§ **The request**:
Find all lines in the listing that include the word "this", then copy them.

§ **Provided data**:
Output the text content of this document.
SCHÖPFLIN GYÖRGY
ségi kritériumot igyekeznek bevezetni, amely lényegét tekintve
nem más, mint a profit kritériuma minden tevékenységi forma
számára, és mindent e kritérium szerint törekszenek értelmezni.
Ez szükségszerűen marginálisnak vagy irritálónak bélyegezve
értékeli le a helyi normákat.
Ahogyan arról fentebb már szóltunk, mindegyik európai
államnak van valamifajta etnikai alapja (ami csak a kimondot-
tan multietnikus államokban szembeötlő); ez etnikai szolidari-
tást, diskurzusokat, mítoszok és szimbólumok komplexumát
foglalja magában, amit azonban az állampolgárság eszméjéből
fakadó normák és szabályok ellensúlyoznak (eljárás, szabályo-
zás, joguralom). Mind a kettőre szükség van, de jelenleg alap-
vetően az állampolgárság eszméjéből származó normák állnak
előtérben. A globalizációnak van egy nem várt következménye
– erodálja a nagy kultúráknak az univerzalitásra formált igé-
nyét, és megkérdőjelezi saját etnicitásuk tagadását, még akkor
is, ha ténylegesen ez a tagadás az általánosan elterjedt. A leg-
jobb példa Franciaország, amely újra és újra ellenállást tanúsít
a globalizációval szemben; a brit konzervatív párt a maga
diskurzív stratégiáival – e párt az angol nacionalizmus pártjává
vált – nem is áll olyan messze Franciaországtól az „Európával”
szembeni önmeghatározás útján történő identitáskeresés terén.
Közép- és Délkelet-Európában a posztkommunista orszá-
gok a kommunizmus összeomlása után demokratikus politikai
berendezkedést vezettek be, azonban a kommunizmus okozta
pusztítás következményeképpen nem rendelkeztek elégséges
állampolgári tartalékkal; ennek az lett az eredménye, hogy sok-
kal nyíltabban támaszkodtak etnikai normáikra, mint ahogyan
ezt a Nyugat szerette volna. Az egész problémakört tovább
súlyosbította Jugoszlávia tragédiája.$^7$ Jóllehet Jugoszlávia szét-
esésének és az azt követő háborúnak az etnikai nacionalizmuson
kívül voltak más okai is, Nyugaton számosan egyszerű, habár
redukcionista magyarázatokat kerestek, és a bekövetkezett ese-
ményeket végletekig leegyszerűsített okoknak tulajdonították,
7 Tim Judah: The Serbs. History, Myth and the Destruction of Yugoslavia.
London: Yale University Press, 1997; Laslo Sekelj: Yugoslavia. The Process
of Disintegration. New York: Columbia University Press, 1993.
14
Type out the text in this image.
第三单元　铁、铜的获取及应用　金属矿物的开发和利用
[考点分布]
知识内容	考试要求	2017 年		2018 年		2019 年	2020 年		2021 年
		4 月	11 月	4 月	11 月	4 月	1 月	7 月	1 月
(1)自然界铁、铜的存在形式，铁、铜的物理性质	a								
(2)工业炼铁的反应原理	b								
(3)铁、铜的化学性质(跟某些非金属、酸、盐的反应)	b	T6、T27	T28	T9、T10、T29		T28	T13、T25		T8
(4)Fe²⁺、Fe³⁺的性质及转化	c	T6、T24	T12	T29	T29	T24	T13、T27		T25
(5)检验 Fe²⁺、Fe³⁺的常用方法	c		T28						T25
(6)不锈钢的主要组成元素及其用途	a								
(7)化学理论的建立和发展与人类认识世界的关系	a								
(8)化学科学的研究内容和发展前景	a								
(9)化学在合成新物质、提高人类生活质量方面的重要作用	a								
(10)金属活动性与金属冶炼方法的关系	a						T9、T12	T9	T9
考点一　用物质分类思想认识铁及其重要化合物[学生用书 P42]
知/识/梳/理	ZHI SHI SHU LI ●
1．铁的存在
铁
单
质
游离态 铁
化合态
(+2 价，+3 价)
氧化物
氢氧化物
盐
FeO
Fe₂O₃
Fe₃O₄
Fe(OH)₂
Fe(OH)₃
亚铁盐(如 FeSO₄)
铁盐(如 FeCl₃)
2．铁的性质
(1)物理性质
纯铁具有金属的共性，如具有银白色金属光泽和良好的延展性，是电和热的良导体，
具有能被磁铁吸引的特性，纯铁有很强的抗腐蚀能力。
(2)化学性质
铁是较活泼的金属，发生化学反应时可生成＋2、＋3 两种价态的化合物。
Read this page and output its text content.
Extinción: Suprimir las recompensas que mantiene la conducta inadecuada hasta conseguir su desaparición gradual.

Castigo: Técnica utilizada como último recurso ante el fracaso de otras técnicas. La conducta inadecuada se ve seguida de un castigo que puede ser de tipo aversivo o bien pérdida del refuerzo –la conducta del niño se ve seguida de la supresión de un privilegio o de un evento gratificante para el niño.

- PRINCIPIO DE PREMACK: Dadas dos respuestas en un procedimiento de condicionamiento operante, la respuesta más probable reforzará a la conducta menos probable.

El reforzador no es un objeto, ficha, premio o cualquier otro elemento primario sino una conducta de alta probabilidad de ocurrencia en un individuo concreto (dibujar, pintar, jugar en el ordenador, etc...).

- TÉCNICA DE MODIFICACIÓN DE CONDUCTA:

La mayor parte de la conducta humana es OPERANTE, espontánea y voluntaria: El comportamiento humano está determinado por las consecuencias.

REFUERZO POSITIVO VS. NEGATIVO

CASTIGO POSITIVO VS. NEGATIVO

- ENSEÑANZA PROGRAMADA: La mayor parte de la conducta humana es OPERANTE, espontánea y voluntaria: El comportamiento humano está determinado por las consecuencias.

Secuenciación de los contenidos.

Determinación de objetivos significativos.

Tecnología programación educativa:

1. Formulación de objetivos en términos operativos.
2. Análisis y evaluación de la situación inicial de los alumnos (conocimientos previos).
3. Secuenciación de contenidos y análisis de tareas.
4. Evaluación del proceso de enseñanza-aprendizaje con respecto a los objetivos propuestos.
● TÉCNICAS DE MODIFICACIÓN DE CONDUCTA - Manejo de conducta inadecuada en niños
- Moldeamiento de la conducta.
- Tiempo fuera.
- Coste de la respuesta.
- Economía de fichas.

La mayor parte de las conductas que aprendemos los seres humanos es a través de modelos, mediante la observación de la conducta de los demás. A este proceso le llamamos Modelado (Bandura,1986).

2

§ **Worked answer**:
Output the text content of this document.
Type out the text in this image.
Read this page and output its text content.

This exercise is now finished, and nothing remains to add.